++++ SUPPLIED TEXT ++++

What Are Filter Feeders and How Do They Work?

Filter feeders are aquatic animals that obtain nourishment by straining suspended matter and tiny food particles from the water column. This feeding strategy is widespread and ancient, used in both marine and freshwater environments. Organisms employ specialized structures to capture everything from microscopic bacteria and phytoplankton to small crustaceans. The process involves moving a large volume of water past a filter and selectively retaining the suspended organic material. This mechanism allows organisms of varying complexity, from stationary invertebrates to the largest marine mammals, to thrive.

The Mechanism of Filtration

Passive Filtration

Filter feeders use distinct physical methods defined by how water moves across the filtering apparatus. Some organisms rely on passive filtration, holding their structure steady and waiting for natural water currents to deliver food. Crinoids, for example, are echinoderms that use feathery arms to ensnare drifting particles as water moves past.

++++

**PROBLEM SET:**
(1) Answer these questions from the filter feeder text:
(a) In what two kinds of environments is filter feeding used?
(b) In passive filtration, what delivers food to the organism?
(c) What do crinoids use to ensnare drifting particles?
(2) Please transcribe the filter feeder text from "What Are Filter" to "mammals, to thrive.".
(3) Rewrite the paragraph of the filter feeder text that begins "Filter feeders are aquatic animals" as a short bulleted list, keeping its main facts.
The records that follow have nothing to do with the filter feeder text.

++++ DATA SECTION ++++

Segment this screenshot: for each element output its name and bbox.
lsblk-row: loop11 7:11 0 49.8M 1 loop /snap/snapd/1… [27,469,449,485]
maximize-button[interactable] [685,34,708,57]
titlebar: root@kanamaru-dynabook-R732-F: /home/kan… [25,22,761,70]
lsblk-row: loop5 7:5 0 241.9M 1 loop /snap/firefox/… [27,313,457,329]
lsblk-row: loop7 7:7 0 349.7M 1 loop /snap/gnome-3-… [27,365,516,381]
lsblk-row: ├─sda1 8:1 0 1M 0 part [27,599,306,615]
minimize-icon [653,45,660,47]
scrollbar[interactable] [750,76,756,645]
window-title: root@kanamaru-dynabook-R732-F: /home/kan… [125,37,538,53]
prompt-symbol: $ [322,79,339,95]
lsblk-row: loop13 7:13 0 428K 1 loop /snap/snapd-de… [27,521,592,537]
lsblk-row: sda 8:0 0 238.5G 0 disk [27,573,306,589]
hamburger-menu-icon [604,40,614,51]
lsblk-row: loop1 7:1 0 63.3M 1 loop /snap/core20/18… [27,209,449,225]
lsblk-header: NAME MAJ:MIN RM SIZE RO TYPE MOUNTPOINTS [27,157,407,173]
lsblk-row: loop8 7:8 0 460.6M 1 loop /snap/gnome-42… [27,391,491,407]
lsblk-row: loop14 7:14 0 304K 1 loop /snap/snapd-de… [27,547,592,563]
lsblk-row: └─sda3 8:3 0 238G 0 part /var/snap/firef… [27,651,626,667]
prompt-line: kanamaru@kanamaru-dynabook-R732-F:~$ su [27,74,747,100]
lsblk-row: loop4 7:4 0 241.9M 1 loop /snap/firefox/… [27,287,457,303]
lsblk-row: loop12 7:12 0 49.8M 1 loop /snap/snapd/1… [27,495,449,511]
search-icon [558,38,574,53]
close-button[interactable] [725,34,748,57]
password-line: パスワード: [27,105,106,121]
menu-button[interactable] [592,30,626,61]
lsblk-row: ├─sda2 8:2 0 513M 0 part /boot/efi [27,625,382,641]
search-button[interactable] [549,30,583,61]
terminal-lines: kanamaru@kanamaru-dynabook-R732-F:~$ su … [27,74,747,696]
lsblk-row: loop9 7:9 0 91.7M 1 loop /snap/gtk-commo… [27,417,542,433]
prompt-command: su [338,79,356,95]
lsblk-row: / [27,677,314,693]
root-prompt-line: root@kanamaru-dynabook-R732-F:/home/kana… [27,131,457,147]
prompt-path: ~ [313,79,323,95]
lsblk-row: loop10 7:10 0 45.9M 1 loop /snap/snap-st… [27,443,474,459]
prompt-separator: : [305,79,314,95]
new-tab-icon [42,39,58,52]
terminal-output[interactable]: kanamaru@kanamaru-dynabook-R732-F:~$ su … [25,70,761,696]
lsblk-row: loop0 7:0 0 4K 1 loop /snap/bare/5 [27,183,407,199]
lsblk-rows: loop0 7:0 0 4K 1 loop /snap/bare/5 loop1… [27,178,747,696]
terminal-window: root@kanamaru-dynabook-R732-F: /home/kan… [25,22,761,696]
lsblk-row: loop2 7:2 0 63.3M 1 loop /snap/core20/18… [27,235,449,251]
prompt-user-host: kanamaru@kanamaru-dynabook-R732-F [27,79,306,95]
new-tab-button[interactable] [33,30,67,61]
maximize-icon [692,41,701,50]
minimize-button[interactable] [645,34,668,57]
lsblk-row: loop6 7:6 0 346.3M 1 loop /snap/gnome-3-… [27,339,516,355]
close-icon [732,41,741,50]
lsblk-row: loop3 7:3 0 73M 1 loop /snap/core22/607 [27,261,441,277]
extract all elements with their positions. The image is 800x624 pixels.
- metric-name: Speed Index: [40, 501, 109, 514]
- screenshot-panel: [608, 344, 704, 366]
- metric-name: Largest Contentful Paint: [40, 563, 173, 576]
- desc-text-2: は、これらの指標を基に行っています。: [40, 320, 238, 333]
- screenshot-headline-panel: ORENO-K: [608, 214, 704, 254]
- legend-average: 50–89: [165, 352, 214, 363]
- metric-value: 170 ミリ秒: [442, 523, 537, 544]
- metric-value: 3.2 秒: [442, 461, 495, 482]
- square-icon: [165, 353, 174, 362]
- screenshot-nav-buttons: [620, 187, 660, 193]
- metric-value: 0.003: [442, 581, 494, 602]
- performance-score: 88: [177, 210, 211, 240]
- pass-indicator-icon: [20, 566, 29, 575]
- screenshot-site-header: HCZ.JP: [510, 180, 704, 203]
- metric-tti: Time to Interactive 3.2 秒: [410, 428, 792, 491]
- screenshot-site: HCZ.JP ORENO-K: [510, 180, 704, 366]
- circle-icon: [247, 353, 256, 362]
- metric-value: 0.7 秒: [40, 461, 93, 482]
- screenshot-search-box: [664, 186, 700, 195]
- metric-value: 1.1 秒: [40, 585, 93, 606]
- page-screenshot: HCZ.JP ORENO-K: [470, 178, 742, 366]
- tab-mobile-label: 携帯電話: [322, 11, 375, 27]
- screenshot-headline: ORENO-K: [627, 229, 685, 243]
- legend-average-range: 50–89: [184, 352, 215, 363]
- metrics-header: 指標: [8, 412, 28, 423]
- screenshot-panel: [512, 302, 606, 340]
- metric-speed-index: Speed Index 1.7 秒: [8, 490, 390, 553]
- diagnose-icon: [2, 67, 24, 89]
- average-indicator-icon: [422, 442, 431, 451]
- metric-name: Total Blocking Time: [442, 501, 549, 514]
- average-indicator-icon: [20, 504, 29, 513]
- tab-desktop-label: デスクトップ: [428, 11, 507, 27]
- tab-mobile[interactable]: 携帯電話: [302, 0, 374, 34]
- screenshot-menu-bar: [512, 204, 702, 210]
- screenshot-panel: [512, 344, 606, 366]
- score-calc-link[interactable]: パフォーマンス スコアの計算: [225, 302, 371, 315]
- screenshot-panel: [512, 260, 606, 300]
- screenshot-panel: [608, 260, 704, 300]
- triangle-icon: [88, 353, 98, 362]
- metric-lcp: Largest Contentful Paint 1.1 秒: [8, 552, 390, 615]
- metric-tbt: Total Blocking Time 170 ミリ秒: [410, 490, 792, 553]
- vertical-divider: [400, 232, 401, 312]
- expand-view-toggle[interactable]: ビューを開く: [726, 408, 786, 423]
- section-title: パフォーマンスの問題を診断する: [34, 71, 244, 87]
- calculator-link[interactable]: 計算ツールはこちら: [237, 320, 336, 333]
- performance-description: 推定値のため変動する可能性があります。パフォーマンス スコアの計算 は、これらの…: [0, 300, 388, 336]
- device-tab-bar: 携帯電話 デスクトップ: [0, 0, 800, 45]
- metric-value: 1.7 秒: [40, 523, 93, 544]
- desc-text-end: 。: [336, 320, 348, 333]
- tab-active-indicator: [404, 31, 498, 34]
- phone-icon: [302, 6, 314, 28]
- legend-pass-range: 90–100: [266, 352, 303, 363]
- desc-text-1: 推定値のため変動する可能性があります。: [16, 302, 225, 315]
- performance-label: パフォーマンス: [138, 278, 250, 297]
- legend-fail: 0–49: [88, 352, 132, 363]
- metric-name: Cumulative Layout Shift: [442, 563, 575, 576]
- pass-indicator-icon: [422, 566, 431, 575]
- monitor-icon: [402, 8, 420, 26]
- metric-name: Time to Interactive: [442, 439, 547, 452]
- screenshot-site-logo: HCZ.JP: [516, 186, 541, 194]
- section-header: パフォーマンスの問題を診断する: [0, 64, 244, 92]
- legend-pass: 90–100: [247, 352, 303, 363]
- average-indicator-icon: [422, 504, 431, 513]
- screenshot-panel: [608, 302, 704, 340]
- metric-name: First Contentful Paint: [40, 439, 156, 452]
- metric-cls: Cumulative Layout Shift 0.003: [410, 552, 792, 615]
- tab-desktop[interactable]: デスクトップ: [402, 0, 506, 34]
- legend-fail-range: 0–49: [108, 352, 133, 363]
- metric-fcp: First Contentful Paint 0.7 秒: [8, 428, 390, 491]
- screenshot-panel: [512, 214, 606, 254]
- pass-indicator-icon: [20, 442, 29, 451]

++++

**RESPONSES TO THE EXERCISE:**
(1)
(a) Marine and freshwater environments.
(b) Natural water currents.
(c) Feathery arms.

(2)
What Are Filter Feeders and How Do They Work?

Filter feeders are aquatic animals that obtain nourishment by straining suspended matter and tiny food particles from the water column. This feeding strategy is widespread and ancient, used in both marine and freshwater environments. Organisms employ specialized structures to capture everything from microscopic bacteria and phytoplankton to small crustaceans. The process involves moving a large volume of water past a filter and selectively retaining the suspended organic material. This mechanism allows organisms of varying complexity, from stationary invertebrates to the largest marine mammals, to thrive.

(3)
- Filter feeders are aquatic animals that get nourishment by straining suspended matter and tiny food particles from the water column.
- The strategy is widespread and ancient, found in marine and freshwater environments.
- Specialized structures capture food ranging from microscopic bacteria and phytoplankton to small crustaceans.
- A large volume of water moves past a filter, which retains suspended organic material.
- The mechanism supports organisms from stationary invertebrates to the largest marine mammals.